Given request:
Output all of the entries exactly as written.
++++ Available data ++++
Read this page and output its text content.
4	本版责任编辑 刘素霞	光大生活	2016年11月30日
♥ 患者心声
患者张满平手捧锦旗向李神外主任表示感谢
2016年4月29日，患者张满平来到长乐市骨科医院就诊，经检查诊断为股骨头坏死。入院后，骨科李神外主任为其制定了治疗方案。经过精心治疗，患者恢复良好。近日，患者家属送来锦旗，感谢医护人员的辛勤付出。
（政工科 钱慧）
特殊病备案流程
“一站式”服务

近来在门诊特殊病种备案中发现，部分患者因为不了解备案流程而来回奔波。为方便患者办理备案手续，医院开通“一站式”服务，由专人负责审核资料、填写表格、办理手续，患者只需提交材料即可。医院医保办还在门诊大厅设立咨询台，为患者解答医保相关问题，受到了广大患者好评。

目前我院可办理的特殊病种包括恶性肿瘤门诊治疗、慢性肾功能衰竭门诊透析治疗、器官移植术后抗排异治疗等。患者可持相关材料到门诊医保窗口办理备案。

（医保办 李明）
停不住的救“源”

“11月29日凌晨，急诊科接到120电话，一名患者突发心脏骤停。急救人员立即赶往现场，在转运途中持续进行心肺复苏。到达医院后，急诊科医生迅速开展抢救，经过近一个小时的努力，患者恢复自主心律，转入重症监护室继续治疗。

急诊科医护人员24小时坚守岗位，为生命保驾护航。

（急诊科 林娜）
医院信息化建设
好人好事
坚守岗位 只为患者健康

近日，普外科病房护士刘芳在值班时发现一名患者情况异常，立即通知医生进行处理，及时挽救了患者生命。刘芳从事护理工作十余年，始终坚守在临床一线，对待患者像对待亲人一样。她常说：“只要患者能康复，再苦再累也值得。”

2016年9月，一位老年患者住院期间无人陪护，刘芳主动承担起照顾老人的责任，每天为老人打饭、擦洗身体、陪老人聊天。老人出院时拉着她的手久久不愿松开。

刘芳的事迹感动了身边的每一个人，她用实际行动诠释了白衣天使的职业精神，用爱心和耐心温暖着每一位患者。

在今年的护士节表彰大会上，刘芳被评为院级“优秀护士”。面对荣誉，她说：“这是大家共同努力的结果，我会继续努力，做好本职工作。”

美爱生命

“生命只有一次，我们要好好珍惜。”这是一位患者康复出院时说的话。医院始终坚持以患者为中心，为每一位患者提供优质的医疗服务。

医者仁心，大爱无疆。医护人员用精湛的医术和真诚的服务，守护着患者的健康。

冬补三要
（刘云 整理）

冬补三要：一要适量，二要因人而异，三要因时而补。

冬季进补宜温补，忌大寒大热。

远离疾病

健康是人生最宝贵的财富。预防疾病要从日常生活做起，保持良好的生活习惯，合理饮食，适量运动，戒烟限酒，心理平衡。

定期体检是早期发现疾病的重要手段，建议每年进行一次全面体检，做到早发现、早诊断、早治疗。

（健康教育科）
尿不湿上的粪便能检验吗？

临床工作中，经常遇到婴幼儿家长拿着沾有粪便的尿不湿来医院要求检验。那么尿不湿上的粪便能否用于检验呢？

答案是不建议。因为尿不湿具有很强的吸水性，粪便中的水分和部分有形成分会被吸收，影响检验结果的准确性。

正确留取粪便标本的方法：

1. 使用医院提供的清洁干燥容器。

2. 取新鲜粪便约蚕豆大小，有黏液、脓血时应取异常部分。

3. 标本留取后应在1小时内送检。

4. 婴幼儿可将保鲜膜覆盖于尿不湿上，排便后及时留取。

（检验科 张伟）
++++
Exercise output:
Read this page and output its text content.
4	本版责任编辑 刘素霞	光大生活	2016年11月30日
♥ 患者心声
患者张满平手捧锦旗向李神外主任表示感谢
2016年4月29日，患者张满平来到长乐市骨科医院就诊，经检查诊断为股骨头坏死。入院后，骨科李神外主任为其制定了治疗方案。经过精心治疗，患者恢复良好。近日，患者家属送来锦旗，感谢医护人员的辛勤付出。
（政工科 钱慧）
特殊病备案流程
“一站式”服务

近来在门诊特殊病种备案中发现，部分患者因为不了解备案流程而来回奔波。为方便患者办理备案手续，医院开通“一站式”服务，由专人负责审核资料、填写表格、办理手续，患者只需提交材料即可。医院医保办还在门诊大厅设立咨询台，为患者解答医保相关问题，受到了广大患者好评。

目前我院可办理的特殊病种包括恶性肿瘤门诊治疗、慢性肾功能衰竭门诊透析治疗、器官移植术后抗排异治疗等。患者可持相关材料到门诊医保窗口办理备案。

（医保办 李明）
停不住的救“源”

“11月29日凌晨，急诊科接到120电话，一名患者突发心脏骤停。急救人员立即赶往现场，在转运途中持续进行心肺复苏。到达医院后，急诊科医生迅速开展抢救，经过近一个小时的努力，患者恢复自主心律，转入重症监护室继续治疗。

急诊科医护人员24小时坚守岗位，为生命保驾护航。

（急诊科 林娜）
医院信息化建设
好人好事
坚守岗位 只为患者健康

近日，普外科病房护士刘芳在值班时发现一名患者情况异常，立即通知医生进行处理，及时挽救了患者生命。刘芳从事护理工作十余年，始终坚守在临床一线，对待患者像对待亲人一样。她常说：“只要患者能康复，再苦再累也值得。”

2016年9月，一位老年患者住院期间无人陪护，刘芳主动承担起照顾老人的责任，每天为老人打饭、擦洗身体、陪老人聊天。老人出院时拉着她的手久久不愿松开。

刘芳的事迹感动了身边的每一个人，她用实际行动诠释了白衣天使的职业精神，用爱心和耐心温暖着每一位患者。

在今年的护士节表彰大会上，刘芳被评为院级“优秀护士”。面对荣誉，她说：“这是大家共同努力的结果，我会继续努力，做好本职工作。”

美爱生命

“生命只有一次，我们要好好珍惜。”这是一位患者康复出院时说的话。医院始终坚持以患者为中心，为每一位患者提供优质的医疗服务。

医者仁心，大爱无疆。医护人员用精湛的医术和真诚的服务，守护着患者的健康。

冬补三要
（刘云 整理）

冬补三要：一要适量，二要因人而异，三要因时而补。

冬季进补宜温补，忌大寒大热。

远离疾病

健康是人生最宝贵的财富。预防疾病要从日常生活做起，保持良好的生活习惯，合理饮食，适量运动，戒烟限酒，心理平衡。

定期体检是早期发现疾病的重要手段，建议每年进行一次全面体检，做到早发现、早诊断、早治疗。

（健康教育科）
尿不湿上的粪便能检验吗？

临床工作中，经常遇到婴幼儿家长拿着沾有粪便的尿不湿来医院要求检验。那么尿不湿上的粪便能否用于检验呢？

答案是不建议。因为尿不湿具有很强的吸水性，粪便中的水分和部分有形成分会被吸收，影响检验结果的准确性。

正确留取粪便标本的方法：

1. 使用医院提供的清洁干燥容器。

2. 取新鲜粪便约蚕豆大小，有黏液、脓血时应取异常部分。

3. 标本留取后应在1小时内送检。

4. 婴幼儿可将保鲜膜覆盖于尿不湿上，排便后及时留取。

（检验科 张伟）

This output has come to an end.